start TASK INPUTS

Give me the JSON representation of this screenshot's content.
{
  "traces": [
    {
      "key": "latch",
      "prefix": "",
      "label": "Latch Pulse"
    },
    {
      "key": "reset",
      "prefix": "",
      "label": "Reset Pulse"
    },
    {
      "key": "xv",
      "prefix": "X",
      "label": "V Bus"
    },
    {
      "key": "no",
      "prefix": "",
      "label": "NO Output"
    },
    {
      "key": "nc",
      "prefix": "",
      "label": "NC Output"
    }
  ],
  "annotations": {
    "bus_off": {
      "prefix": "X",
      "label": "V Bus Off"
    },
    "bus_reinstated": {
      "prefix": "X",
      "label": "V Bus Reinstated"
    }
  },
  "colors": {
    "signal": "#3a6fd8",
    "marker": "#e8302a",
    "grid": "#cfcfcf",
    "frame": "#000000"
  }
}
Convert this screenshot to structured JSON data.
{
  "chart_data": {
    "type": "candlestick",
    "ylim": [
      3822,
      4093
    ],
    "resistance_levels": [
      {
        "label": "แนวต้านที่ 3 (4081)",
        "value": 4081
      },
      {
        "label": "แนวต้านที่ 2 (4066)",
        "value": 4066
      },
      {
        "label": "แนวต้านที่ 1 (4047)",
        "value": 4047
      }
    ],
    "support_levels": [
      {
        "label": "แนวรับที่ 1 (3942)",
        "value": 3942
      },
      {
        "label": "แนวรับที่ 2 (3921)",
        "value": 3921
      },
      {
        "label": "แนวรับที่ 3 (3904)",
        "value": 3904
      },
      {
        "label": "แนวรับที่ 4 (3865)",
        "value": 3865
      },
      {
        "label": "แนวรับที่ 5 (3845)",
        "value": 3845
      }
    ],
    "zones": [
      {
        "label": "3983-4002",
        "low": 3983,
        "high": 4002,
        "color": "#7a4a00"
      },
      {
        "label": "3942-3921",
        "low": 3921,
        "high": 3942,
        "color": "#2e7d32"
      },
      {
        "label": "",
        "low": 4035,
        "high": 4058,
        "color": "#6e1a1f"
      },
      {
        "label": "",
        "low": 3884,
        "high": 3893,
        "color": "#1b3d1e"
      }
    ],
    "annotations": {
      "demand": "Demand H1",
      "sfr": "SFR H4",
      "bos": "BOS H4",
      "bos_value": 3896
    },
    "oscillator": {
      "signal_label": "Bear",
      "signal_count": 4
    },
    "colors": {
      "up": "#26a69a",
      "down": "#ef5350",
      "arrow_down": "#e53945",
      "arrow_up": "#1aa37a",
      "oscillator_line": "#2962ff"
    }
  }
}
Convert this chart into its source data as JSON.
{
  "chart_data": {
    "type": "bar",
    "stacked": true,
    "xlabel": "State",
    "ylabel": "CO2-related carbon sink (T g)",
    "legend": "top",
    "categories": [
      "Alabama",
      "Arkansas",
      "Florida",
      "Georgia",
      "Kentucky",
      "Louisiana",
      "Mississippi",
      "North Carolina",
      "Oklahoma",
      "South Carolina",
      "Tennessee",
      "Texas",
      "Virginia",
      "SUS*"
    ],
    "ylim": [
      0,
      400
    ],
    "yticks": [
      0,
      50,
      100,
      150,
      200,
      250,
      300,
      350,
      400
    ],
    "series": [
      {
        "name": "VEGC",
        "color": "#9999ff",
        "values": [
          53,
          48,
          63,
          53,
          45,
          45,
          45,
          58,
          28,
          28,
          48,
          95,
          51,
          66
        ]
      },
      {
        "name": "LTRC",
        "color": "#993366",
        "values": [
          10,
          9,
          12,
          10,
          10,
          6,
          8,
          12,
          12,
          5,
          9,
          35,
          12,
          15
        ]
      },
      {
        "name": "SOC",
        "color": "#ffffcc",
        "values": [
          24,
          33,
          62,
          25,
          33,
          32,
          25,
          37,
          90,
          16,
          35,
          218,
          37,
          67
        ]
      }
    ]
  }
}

end TASK INPUTS

TASK REQUIREMENTS | Restate the data above exactly, keeping each word as it stands.

RIGHT ANSWER |
Give me the JSON representation of this screenshot's content.
{
  "traces": [
    {
      "key": "latch",
      "prefix": "",
      "label": "Latch Pulse"
    },
    {
      "key": "reset",
      "prefix": "",
      "label": "Reset Pulse"
    },
    {
      "key": "xv",
      "prefix": "X",
      "label": "V Bus"
    },
    {
      "key": "no",
      "prefix": "",
      "label": "NO Output"
    },
    {
      "key": "nc",
      "prefix": "",
      "label": "NC Output"
    }
  ],
  "annotations": {
    "bus_off": {
      "prefix": "X",
      "label": "V Bus Off"
    },
    "bus_reinstated": {
      "prefix": "X",
      "label": "V Bus Reinstated"
    }
  },
  "colors": {
    "signal": "#3a6fd8",
    "marker": "#e8302a",
    "grid": "#cfcfcf",
    "frame": "#000000"
  }
}
Convert this screenshot to structured JSON data.
{
  "chart_data": {
    "type": "candlestick",
    "ylim": [
      3822,
      4093
    ],
    "resistance_levels": [
      {
        "label": "แนวต้านที่ 3 (4081)",
        "value": 4081
      },
      {
        "label": "แนวต้านที่ 2 (4066)",
        "value": 4066
      },
      {
        "label": "แนวต้านที่ 1 (4047)",
        "value": 4047
      }
    ],
    "support_levels": [
      {
        "label": "แนวรับที่ 1 (3942)",
        "value": 3942
      },
      {
        "label": "แนวรับที่ 2 (3921)",
        "value": 3921
      },
      {
        "label": "แนวรับที่ 3 (3904)",
        "value": 3904
      },
      {
        "label": "แนวรับที่ 4 (3865)",
        "value": 3865
      },
      {
        "label": "แนวรับที่ 5 (3845)",
        "value": 3845
      }
    ],
    "zones": [
      {
        "label": "3983-4002",
        "low": 3983,
        "high": 4002,
        "color": "#7a4a00"
      },
      {
        "label": "3942-3921",
        "low": 3921,
        "high": 3942,
        "color": "#2e7d32"
      },
      {
        "label": "",
        "low": 4035,
        "high": 4058,
        "color": "#6e1a1f"
      },
      {
        "label": "",
        "low": 3884,
        "high": 3893,
        "color": "#1b3d1e"
      }
    ],
    "annotations": {
      "demand": "Demand H1",
      "sfr": "SFR H4",
      "bos": "BOS H4",
      "bos_value": 3896
    },
    "oscillator": {
      "signal_label": "Bear",
      "signal_count": 4
    },
    "colors": {
      "up": "#26a69a",
      "down": "#ef5350",
      "arrow_down": "#e53945",
      "arrow_up": "#1aa37a",
      "oscillator_line": "#2962ff"
    }
  }
}
Convert this chart into its source data as JSON.
{
  "chart_data": {
    "type": "bar",
    "stacked": true,
    "xlabel": "State",
    "ylabel": "CO2-related carbon sink (T g)",
    "legend": "top",
    "categories": [
      "Alabama",
      "Arkansas",
      "Florida",
      "Georgia",
      "Kentucky",
      "Louisiana",
      "Mississippi",
      "North Carolina",
      "Oklahoma",
      "South Carolina",
      "Tennessee",
      "Texas",
      "Virginia",
      "SUS*"
    ],
    "ylim": [
      0,
      400
    ],
    "yticks": [
      0,
      50,
      100,
      150,
      200,
      250,
      300,
      350,
      400
    ],
    "series": [
      {
        "name": "VEGC",
        "color": "#9999ff",
        "values": [
          53,
          48,
          63,
          53,
          45,
          45,
          45,
          58,
          28,
          28,
          48,
          95,
          51,
          66
        ]
      },
      {
        "name": "LTRC",
        "color": "#993366",
        "values": [
          10,
          9,
          12,
          10,
          10,
          6,
          8,
          12,
          12,
          5,
          9,
          35,
          12,
          15
        ]
      },
      {
        "name": "SOC",
        "color": "#ffffcc",
        "values": [
          24,
          33,
          62,
          25,
          33,
          32,
          25,
          37,
          90,
          16,
          35,
          218,
          37,
          67
        ]
      }
    ]
  }
}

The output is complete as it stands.